(Directive):
Check each line of the records below and collect those holding "this".

(Collection entries)
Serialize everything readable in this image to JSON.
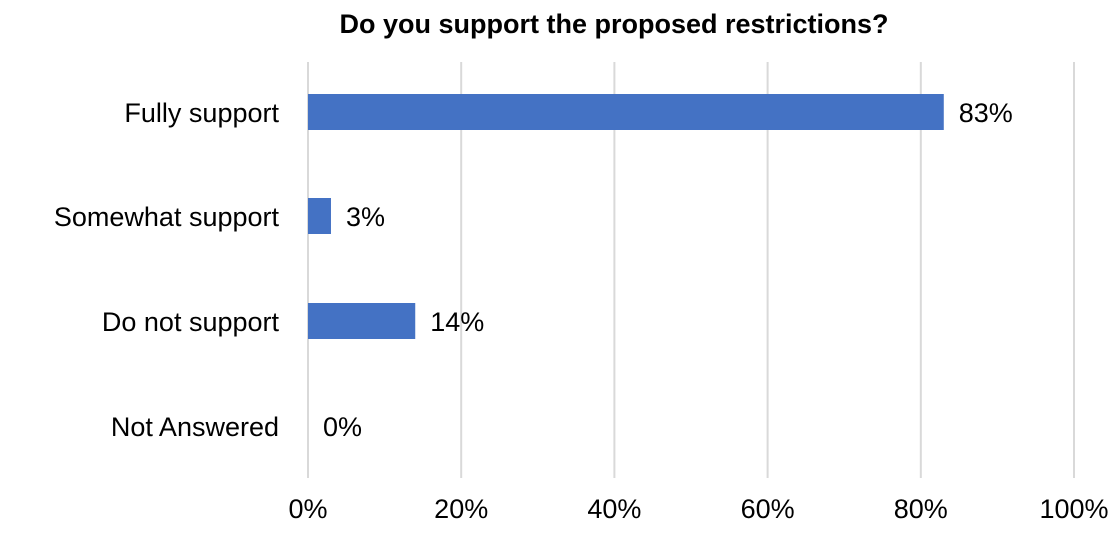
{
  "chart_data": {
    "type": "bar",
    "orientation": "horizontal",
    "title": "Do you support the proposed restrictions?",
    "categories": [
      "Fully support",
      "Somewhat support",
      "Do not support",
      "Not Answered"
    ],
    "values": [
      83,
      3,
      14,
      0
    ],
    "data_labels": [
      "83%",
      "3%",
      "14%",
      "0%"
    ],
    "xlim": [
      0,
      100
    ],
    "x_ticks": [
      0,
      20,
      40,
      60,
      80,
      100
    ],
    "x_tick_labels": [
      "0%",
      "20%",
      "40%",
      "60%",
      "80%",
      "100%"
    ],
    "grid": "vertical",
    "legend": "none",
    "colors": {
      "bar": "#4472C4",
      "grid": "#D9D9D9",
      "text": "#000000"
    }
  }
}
* * *
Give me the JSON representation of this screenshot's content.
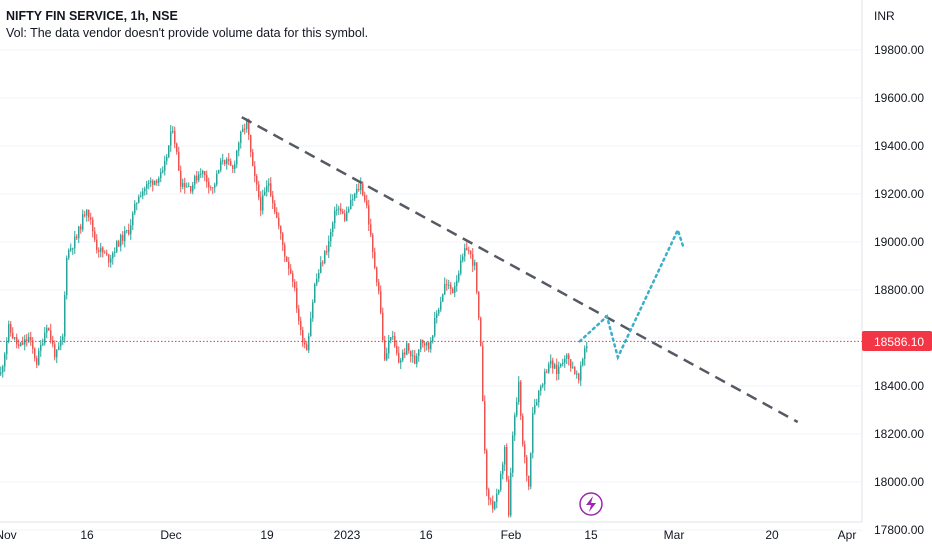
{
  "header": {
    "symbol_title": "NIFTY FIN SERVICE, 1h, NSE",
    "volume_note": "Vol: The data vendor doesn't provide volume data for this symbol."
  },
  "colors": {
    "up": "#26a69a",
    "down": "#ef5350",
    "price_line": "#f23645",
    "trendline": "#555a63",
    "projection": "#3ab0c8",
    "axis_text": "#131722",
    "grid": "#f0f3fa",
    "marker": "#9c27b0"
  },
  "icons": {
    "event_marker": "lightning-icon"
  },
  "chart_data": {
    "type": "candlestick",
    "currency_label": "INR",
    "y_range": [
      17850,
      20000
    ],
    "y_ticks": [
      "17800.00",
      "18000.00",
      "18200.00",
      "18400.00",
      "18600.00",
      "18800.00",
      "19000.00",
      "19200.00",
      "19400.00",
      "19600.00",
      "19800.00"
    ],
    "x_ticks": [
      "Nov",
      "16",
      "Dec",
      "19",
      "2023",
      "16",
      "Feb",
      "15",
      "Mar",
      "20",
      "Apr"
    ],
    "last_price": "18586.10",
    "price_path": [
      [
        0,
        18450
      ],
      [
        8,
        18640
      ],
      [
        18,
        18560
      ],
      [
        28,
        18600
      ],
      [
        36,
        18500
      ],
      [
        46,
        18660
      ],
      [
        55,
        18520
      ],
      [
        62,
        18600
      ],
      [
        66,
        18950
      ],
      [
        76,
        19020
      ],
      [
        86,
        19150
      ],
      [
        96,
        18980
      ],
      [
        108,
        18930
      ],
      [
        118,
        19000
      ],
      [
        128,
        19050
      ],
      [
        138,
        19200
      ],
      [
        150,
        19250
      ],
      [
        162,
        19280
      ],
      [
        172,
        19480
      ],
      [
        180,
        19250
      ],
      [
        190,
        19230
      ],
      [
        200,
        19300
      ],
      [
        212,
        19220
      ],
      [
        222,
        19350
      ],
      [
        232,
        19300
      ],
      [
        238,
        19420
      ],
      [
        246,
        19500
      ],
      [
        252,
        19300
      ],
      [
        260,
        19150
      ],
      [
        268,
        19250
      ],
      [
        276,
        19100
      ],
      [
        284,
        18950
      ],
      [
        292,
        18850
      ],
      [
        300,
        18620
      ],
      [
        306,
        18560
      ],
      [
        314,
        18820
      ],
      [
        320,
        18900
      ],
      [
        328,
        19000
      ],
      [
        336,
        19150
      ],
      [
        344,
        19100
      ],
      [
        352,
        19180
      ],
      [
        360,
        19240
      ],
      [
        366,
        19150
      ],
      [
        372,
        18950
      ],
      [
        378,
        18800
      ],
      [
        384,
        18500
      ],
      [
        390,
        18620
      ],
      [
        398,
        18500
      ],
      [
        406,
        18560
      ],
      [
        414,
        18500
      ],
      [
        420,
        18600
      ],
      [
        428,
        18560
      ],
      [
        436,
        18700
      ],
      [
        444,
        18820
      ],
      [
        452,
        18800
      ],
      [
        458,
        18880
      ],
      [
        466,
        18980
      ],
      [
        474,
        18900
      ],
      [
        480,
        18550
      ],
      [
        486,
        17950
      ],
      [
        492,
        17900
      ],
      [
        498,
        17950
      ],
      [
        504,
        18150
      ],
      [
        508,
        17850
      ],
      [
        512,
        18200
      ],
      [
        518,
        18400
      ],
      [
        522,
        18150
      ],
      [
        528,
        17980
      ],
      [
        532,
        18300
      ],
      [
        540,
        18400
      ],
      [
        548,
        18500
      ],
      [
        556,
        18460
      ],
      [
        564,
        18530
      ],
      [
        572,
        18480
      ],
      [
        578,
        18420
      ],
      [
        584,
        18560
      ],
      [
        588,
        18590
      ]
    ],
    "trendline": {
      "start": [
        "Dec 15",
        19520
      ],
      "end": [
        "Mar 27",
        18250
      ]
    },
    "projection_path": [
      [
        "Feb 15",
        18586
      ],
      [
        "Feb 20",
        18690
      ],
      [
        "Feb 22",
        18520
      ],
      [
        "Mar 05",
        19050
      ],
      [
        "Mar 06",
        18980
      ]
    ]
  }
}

(Exercise answer):
Serialize everything readable in this image to JSON.
Give me the JSON representation of this screenshot's content.
    "volume_note": "Vol: The data vendor doesn't provide volume data for this symbol."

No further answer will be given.